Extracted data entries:
● ● ● ● ●
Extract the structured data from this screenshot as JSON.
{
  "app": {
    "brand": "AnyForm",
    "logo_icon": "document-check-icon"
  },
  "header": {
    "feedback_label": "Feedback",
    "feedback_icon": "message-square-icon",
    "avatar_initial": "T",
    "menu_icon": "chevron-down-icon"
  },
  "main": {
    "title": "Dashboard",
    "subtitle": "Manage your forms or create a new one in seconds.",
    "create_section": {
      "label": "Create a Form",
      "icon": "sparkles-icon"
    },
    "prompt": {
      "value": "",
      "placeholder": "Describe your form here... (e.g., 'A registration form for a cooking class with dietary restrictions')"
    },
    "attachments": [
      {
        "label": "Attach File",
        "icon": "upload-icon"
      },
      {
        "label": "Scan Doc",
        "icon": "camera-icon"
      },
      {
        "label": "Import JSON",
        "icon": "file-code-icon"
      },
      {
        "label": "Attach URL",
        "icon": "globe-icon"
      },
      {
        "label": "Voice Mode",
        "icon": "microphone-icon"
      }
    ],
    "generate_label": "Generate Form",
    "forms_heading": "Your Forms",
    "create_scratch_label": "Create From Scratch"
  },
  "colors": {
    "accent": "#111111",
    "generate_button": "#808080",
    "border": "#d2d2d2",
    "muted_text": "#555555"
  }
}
● ● ● ● ●
» WORK TO BE COMPLETED:
Return what is listed above, exactly and completely.

» ANSWER BELOW:
Extract the structured data from this screenshot as JSON.
{
  "app": {
    "brand": "AnyForm",
    "logo_icon": "document-check-icon"
  },
  "header": {
    "feedback_label": "Feedback",
    "feedback_icon": "message-square-icon",
    "avatar_initial": "T",
    "menu_icon": "chevron-down-icon"
  },
  "main": {
    "title": "Dashboard",
    "subtitle": "Manage your forms or create a new one in seconds.",
    "create_section": {
      "label": "Create a Form",
      "icon": "sparkles-icon"
    },
    "prompt": {
      "value": "",
      "placeholder": "Describe your form here... (e.g., 'A registration form for a cooking class with dietary restrictions')"
    },
    "attachments": [
      {
        "label": "Attach File",
        "icon": "upload-icon"
      },
      {
        "label": "Scan Doc",
        "icon": "camera-icon"
      },
      {
        "label": "Import JSON",
        "icon": "file-code-icon"
      },
      {
        "label": "Attach URL",
        "icon": "globe-icon"
      },
      {
        "label": "Voice Mode",
        "icon": "microphone-icon"
      }
    ],
    "generate_label": "Generate Form",
    "forms_heading": "Your Forms",
    "create_scratch_label": "Create From Scratch"
  },
  "colors": {
    "accent": "#111111",
    "generate_button": "#808080",
    "border": "#d2d2d2",
    "muted_text": "#555555"
  }
}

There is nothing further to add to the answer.